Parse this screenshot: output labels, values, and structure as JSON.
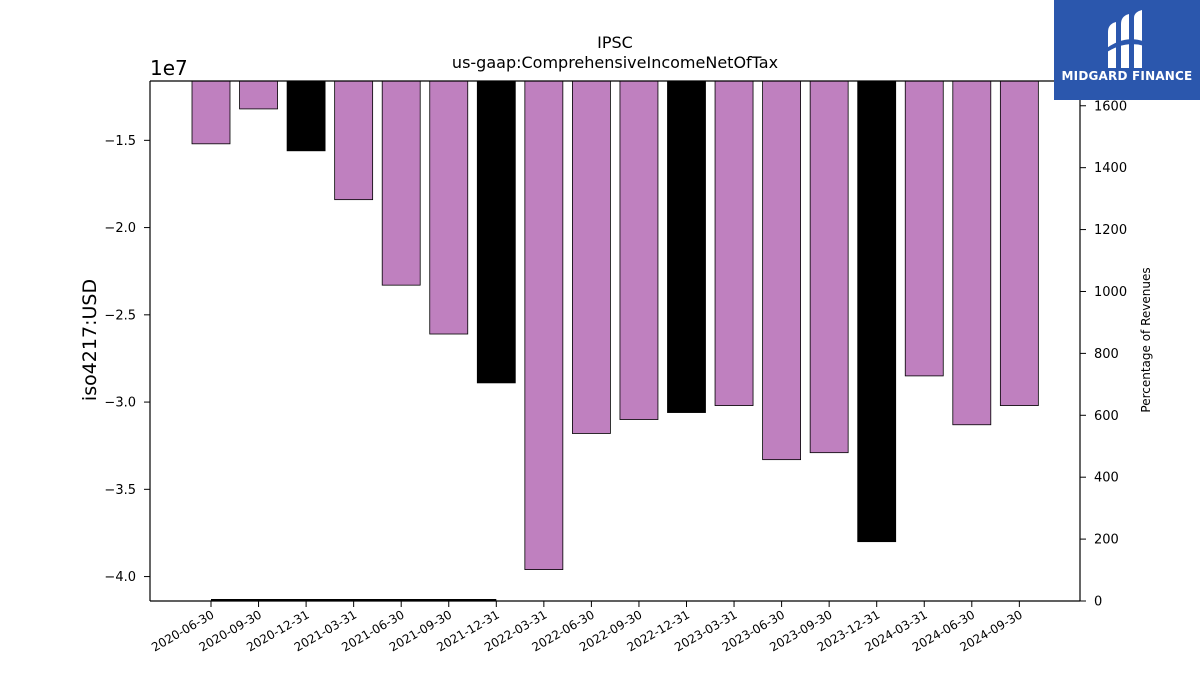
{
  "chart_data": {
    "type": "bar",
    "title": "IPSC",
    "subtitle": "us-gaap:ComprehensiveIncomeNetOfTax",
    "ylabel": "iso4217:USD",
    "y2label": "Percentage of Revenues",
    "y_offset_label": "1e7",
    "ylim": [
      -41400000,
      -11600000
    ],
    "y2lim": [
      0,
      1680
    ],
    "yticks": [
      -40000000,
      -35000000,
      -30000000,
      -25000000,
      -20000000,
      -15000000
    ],
    "ytick_labels": [
      "−4.0",
      "−3.5",
      "−3.0",
      "−2.5",
      "−2.0",
      "−1.5"
    ],
    "y2ticks": [
      0,
      200,
      400,
      600,
      800,
      1000,
      1200,
      1400,
      1600
    ],
    "y2tick_labels": [
      "0",
      "200",
      "400",
      "600",
      "800",
      "1000",
      "1200",
      "1400",
      "1600"
    ],
    "categories": [
      "2020-06-30",
      "2020-09-30",
      "2020-12-31",
      "2021-03-31",
      "2021-06-30",
      "2021-09-30",
      "2021-12-31",
      "2022-03-31",
      "2022-06-30",
      "2022-09-30",
      "2022-12-31",
      "2023-03-31",
      "2023-06-30",
      "2023-09-30",
      "2023-12-31",
      "2024-03-31",
      "2024-06-30",
      "2024-09-30"
    ],
    "values": [
      -15200000,
      -13200000,
      -15600000,
      -18400000,
      -23300000,
      -26100000,
      -28900000,
      -39600000,
      -31800000,
      -31000000,
      -30600000,
      -30200000,
      -33300000,
      -32900000,
      -38000000,
      -28500000,
      -31300000,
      -30200000
    ],
    "bar_colors": [
      "#bf80bf",
      "#bf80bf",
      "#000000",
      "#bf80bf",
      "#bf80bf",
      "#bf80bf",
      "#000000",
      "#bf80bf",
      "#bf80bf",
      "#bf80bf",
      "#000000",
      "#bf80bf",
      "#bf80bf",
      "#bf80bf",
      "#000000",
      "#bf80bf",
      "#bf80bf",
      "#bf80bf"
    ],
    "secondary_line": {
      "categories_from": 0,
      "categories_to": 6,
      "value": 0,
      "color": "#000000"
    },
    "grid": false,
    "legend": "none"
  },
  "logo": {
    "text": "MIDGARD FINANCE",
    "background": "#2b57ad"
  }
}
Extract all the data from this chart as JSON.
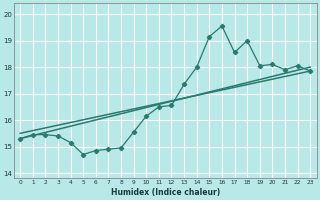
{
  "xlabel": "Humidex (Indice chaleur)",
  "background_color": "#b8e8e8",
  "grid_color": "#d0f0f0",
  "line_color": "#2a7a70",
  "xlim": [
    -0.5,
    23.5
  ],
  "ylim": [
    13.8,
    20.4
  ],
  "xtick_labels": [
    "0",
    "1",
    "2",
    "3",
    "4",
    "5",
    "6",
    "7",
    "8",
    "9",
    "10",
    "11",
    "12",
    "13",
    "14",
    "15",
    "16",
    "17",
    "18",
    "19",
    "20",
    "21",
    "22",
    "23"
  ],
  "ytick_vals": [
    14,
    15,
    16,
    17,
    18,
    19,
    20
  ],
  "series_zigzag_x": [
    0,
    1,
    2,
    3,
    4,
    5,
    6,
    7,
    8,
    9,
    10,
    11,
    12,
    13,
    14,
    15,
    16,
    17,
    18,
    19,
    20,
    21,
    22,
    23
  ],
  "series_zigzag_y": [
    15.3,
    15.45,
    15.45,
    15.4,
    15.15,
    14.7,
    14.85,
    14.9,
    14.95,
    15.55,
    16.15,
    16.5,
    16.55,
    17.35,
    18.0,
    19.15,
    19.55,
    18.55,
    19.0,
    18.05,
    18.1,
    17.9,
    18.05,
    17.85
  ],
  "series_line1_x": [
    0,
    23
  ],
  "series_line1_y": [
    15.3,
    18.0
  ],
  "series_line2_x": [
    0,
    23
  ],
  "series_line2_y": [
    15.5,
    17.85
  ]
}
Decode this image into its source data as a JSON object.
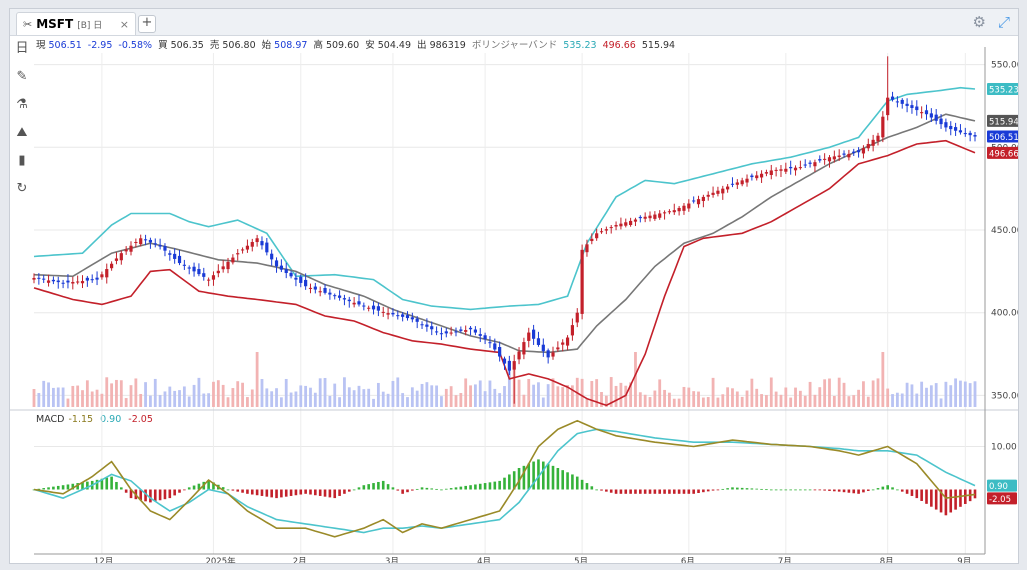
{
  "tab": {
    "symbol": "MSFT",
    "sub": "[B] 日",
    "close": "×",
    "new": "+"
  },
  "icons": {
    "pin": "pin-icon",
    "settings": "gear-icon",
    "expand": "expand-icon"
  },
  "sidebar": [
    {
      "name": "period-icon",
      "glyph": "日"
    },
    {
      "name": "draw-icon",
      "glyph": "✎"
    },
    {
      "name": "indicator-icon",
      "glyph": "⚗"
    },
    {
      "name": "chart-type-icon",
      "glyph": "⛰"
    },
    {
      "name": "volume-icon",
      "glyph": "▮"
    },
    {
      "name": "refresh-icon",
      "glyph": "↻"
    }
  ],
  "info": {
    "now_label": "現",
    "now": "506.51",
    "chg": "-2.95",
    "chg_pct": "-0.58%",
    "bid_label": "買",
    "bid": "506.35",
    "ask_label": "売",
    "ask": "506.80",
    "open_label": "始",
    "open": "508.97",
    "high_label": "高",
    "high": "509.60",
    "low_label": "安",
    "low": "504.49",
    "vol_label": "出",
    "vol": "986319",
    "bb_label": "ボリンジャーバンド",
    "bb_upper": "535.23",
    "bb_lower": "496.66",
    "bb_mid": "515.94"
  },
  "macd_info": {
    "label": "MACD",
    "macd": "-1.15",
    "signal": "0.90",
    "hist": "-2.05"
  },
  "colors": {
    "up": "#c3202a",
    "down": "#1a3bd6",
    "upper": "#4cc4cc",
    "mid": "#777777",
    "lower": "#c3202a",
    "macd": "#9a8a28",
    "signal": "#4cc4cc",
    "hist_pos": "#35b23a",
    "hist_neg": "#c3202a"
  },
  "chart_data": {
    "type": "candlestick",
    "x_ticks": [
      "12月",
      "2025年",
      "2月",
      "3月",
      "4月",
      "5月",
      "6月",
      "7月",
      "8月",
      "9月"
    ],
    "price_axis": {
      "ticks": [
        350,
        400,
        450,
        500,
        550
      ],
      "tick_labels": [
        "350.00",
        "400.00",
        "450.00",
        "500.00",
        "550.00"
      ],
      "ylim": [
        343,
        557
      ]
    },
    "markers": {
      "upper": "535.23",
      "mid": "515.94",
      "last": "506.51",
      "lower": "496.66"
    },
    "macd_axis": {
      "ticks": [
        10
      ],
      "tick_labels": [
        "10.00"
      ],
      "ylim": [
        -15,
        15
      ],
      "markers": {
        "signal": "0.90",
        "hist": "-2.05"
      }
    },
    "close_anchors": [
      [
        0,
        421
      ],
      [
        6,
        418
      ],
      [
        13,
        420
      ],
      [
        18,
        436
      ],
      [
        22,
        445
      ],
      [
        26,
        440
      ],
      [
        30,
        430
      ],
      [
        36,
        420
      ],
      [
        42,
        436
      ],
      [
        46,
        445
      ],
      [
        50,
        428
      ],
      [
        56,
        416
      ],
      [
        62,
        410
      ],
      [
        70,
        402
      ],
      [
        78,
        396
      ],
      [
        84,
        387
      ],
      [
        90,
        390
      ],
      [
        94,
        382
      ],
      [
        98,
        365
      ],
      [
        102,
        388
      ],
      [
        106,
        373
      ],
      [
        110,
        385
      ],
      [
        112,
        400
      ],
      [
        113,
        438
      ],
      [
        116,
        448
      ],
      [
        120,
        453
      ],
      [
        126,
        458
      ],
      [
        132,
        462
      ],
      [
        138,
        470
      ],
      [
        146,
        480
      ],
      [
        152,
        486
      ],
      [
        158,
        488
      ],
      [
        164,
        494
      ],
      [
        170,
        497
      ],
      [
        174,
        507
      ],
      [
        176,
        530
      ],
      [
        180,
        525
      ],
      [
        184,
        520
      ],
      [
        188,
        512
      ],
      [
        191,
        509
      ],
      [
        194,
        506.5
      ]
    ],
    "bb_upper_anchors": [
      [
        0,
        434
      ],
      [
        10,
        436
      ],
      [
        16,
        453
      ],
      [
        20,
        460
      ],
      [
        24,
        460
      ],
      [
        28,
        460
      ],
      [
        32,
        455
      ],
      [
        36,
        452
      ],
      [
        42,
        456
      ],
      [
        48,
        448
      ],
      [
        54,
        422
      ],
      [
        62,
        423
      ],
      [
        70,
        420
      ],
      [
        76,
        408
      ],
      [
        82,
        404
      ],
      [
        90,
        402
      ],
      [
        98,
        404
      ],
      [
        104,
        405
      ],
      [
        110,
        410
      ],
      [
        114,
        442
      ],
      [
        120,
        470
      ],
      [
        126,
        480
      ],
      [
        132,
        478
      ],
      [
        140,
        484
      ],
      [
        148,
        490
      ],
      [
        156,
        494
      ],
      [
        164,
        500
      ],
      [
        170,
        506
      ],
      [
        176,
        528
      ],
      [
        180,
        532
      ],
      [
        186,
        534
      ],
      [
        191,
        536
      ],
      [
        194,
        535.23
      ]
    ],
    "bb_mid_anchors": [
      [
        0,
        423
      ],
      [
        8,
        422
      ],
      [
        16,
        436
      ],
      [
        24,
        442
      ],
      [
        30,
        438
      ],
      [
        38,
        432
      ],
      [
        46,
        430
      ],
      [
        54,
        425
      ],
      [
        60,
        417
      ],
      [
        68,
        410
      ],
      [
        74,
        402
      ],
      [
        82,
        394
      ],
      [
        90,
        386
      ],
      [
        96,
        382
      ],
      [
        100,
        377
      ],
      [
        106,
        376
      ],
      [
        112,
        378
      ],
      [
        116,
        392
      ],
      [
        122,
        408
      ],
      [
        128,
        428
      ],
      [
        134,
        442
      ],
      [
        140,
        448
      ],
      [
        146,
        458
      ],
      [
        152,
        470
      ],
      [
        158,
        480
      ],
      [
        164,
        490
      ],
      [
        170,
        498
      ],
      [
        176,
        506
      ],
      [
        182,
        512
      ],
      [
        188,
        520
      ],
      [
        194,
        515.94
      ]
    ],
    "bb_lower_anchors": [
      [
        0,
        415
      ],
      [
        8,
        408
      ],
      [
        14,
        405
      ],
      [
        20,
        410
      ],
      [
        24,
        425
      ],
      [
        28,
        426
      ],
      [
        34,
        413
      ],
      [
        40,
        410
      ],
      [
        46,
        408
      ],
      [
        54,
        405
      ],
      [
        60,
        398
      ],
      [
        66,
        395
      ],
      [
        72,
        388
      ],
      [
        78,
        383
      ],
      [
        84,
        381
      ],
      [
        90,
        378
      ],
      [
        96,
        376
      ],
      [
        98,
        360
      ],
      [
        102,
        363
      ],
      [
        106,
        360
      ],
      [
        110,
        355
      ],
      [
        114,
        348
      ],
      [
        118,
        344
      ],
      [
        122,
        350
      ],
      [
        126,
        375
      ],
      [
        130,
        410
      ],
      [
        134,
        440
      ],
      [
        138,
        445
      ],
      [
        146,
        448
      ],
      [
        152,
        455
      ],
      [
        158,
        465
      ],
      [
        164,
        475
      ],
      [
        170,
        490
      ],
      [
        176,
        495
      ],
      [
        182,
        502
      ],
      [
        188,
        504
      ],
      [
        194,
        496.66
      ]
    ],
    "macd_anchors": [
      [
        0,
        0
      ],
      [
        6,
        -1
      ],
      [
        12,
        3
      ],
      [
        16,
        6.5
      ],
      [
        20,
        0
      ],
      [
        24,
        -5
      ],
      [
        28,
        -7
      ],
      [
        32,
        -2.5
      ],
      [
        36,
        2.2
      ],
      [
        40,
        -1
      ],
      [
        44,
        -5
      ],
      [
        50,
        -9
      ],
      [
        56,
        -9
      ],
      [
        62,
        -11
      ],
      [
        68,
        -9
      ],
      [
        72,
        -7
      ],
      [
        76,
        -10
      ],
      [
        80,
        -8
      ],
      [
        84,
        -9
      ],
      [
        90,
        -7
      ],
      [
        96,
        -5
      ],
      [
        100,
        2
      ],
      [
        104,
        10
      ],
      [
        108,
        14
      ],
      [
        112,
        16
      ],
      [
        116,
        14
      ],
      [
        120,
        12.5
      ],
      [
        128,
        11
      ],
      [
        136,
        10
      ],
      [
        144,
        11.5
      ],
      [
        152,
        10.5
      ],
      [
        160,
        10
      ],
      [
        166,
        9
      ],
      [
        170,
        8
      ],
      [
        176,
        10
      ],
      [
        182,
        6
      ],
      [
        188,
        -2
      ],
      [
        194,
        -1.15
      ]
    ],
    "signal_anchors": [
      [
        0,
        0
      ],
      [
        6,
        -2
      ],
      [
        12,
        1
      ],
      [
        16,
        3.5
      ],
      [
        20,
        2
      ],
      [
        24,
        -2
      ],
      [
        28,
        -5
      ],
      [
        32,
        -3
      ],
      [
        36,
        0
      ],
      [
        40,
        -1
      ],
      [
        44,
        -4
      ],
      [
        50,
        -7
      ],
      [
        56,
        -8
      ],
      [
        62,
        -9
      ],
      [
        68,
        -10
      ],
      [
        72,
        -9
      ],
      [
        76,
        -9
      ],
      [
        80,
        -8.5
      ],
      [
        84,
        -9
      ],
      [
        90,
        -8
      ],
      [
        96,
        -7
      ],
      [
        100,
        -3
      ],
      [
        104,
        3
      ],
      [
        108,
        9
      ],
      [
        112,
        13
      ],
      [
        116,
        14
      ],
      [
        120,
        13.5
      ],
      [
        128,
        12
      ],
      [
        136,
        11
      ],
      [
        144,
        11
      ],
      [
        152,
        10.5
      ],
      [
        160,
        10
      ],
      [
        166,
        9.5
      ],
      [
        170,
        9
      ],
      [
        176,
        9
      ],
      [
        182,
        8
      ],
      [
        188,
        4
      ],
      [
        194,
        0.9
      ]
    ]
  }
}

Task requirements ::
Show, from the listing above, each line that contains the word "this".

Output below ::
Parse this screenshot: output labels, values, and structure as JSON.
Extract all the data from this chart as JSON.
Decode this image into its source data as a JSON object.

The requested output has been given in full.